_Complete the following:_
1. Retype the passage from the programming languages post, starting with "Humus provides a" and going on through "cannot be beat.".
2. In the programming languages post, what does Humus use for expressing values?

_Document passage:_
----------------

[FRIAM] Programming Languages

Dale Schumacher dale.schumacher at gmail.com
Sat Aug 8 15:00:59 EDT 2020


And given Alan Kay's statements about Actors being closer to his original
conception of Objects, and that the key idea is the Message (async one-way
in the Actor case), a strong composable option would be something like
Humus. Since all Actor state is private, it can only be manipulated by the
actor's behavior (a message-handler for async events). Each event is
handled atomically, so there is no rentrancy issue.

http://www.dalnefre.com/wp/humus/

Humus provides a minimal (but not "toy") implementation of Actor primitives
for causing effects, and a pure-functional (lambda calculus) core for
expressing values. Lately I've been gaining some traction is the use of
Humus for defining the behavior of fine-grained concurrent systems.



On Sat, Aug 8, 2020 at 11:15 AM Prof David West <profwest at fastmail.fm>
wrote:

> If your goal is to provide the machine with the most accurate and precise
> instructions possible then Assembler, followed relatively closely by C,
> cannot be beat.
>
> For specific domains, a language that allows easy, straightforward
> expression of domain concepts is superior. COBOL for business applications,
> FORTRAN (FORTRESS, Guy Steele's parallel FORTRAN) for physics, and *some*
> intentional DSL's.
>
> Now it gets tricky, because it depends on exactly what kind of virtual
> machine you want to impose on the hardware. A computer — a Turing Machine —
> can be any kind of virtual machine you want, each of which can be Turing
> Complete and therefore exact equivalents of each other. If I want to define
> my virtual machine as a logical implementation of an abstraction, Lambda
> Calculus perhaps, then the programming language that most closely expresses
> that abstraction, LISP for example, is the best.

----------------

_Information provided:_
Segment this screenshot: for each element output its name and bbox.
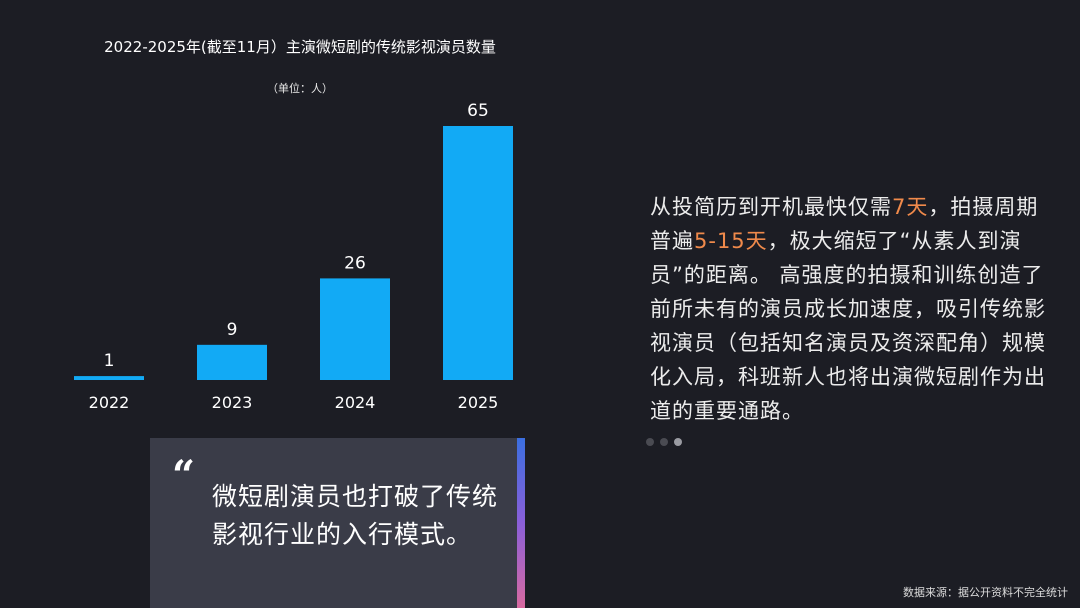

----------------

_Solutions for each task:_
1.
Humus provides a minimal (but not "toy") implementation of Actor primitives
for causing effects, and a pure-functional (lambda calculus) core for
expressing values. Lately I've been gaining some traction is the use of
Humus for defining the behavior of fine-grained concurrent systems.



On Sat, Aug 8, 2020 at 11:15 AM Prof David West <profwest at fastmail.fm>
wrote:

> If your goal is to provide the machine with the most accurate and precise
> instructions possible then Assembler, followed relatively closely by C,
> cannot be beat.

2. A pure-functional (lambda calculus) core.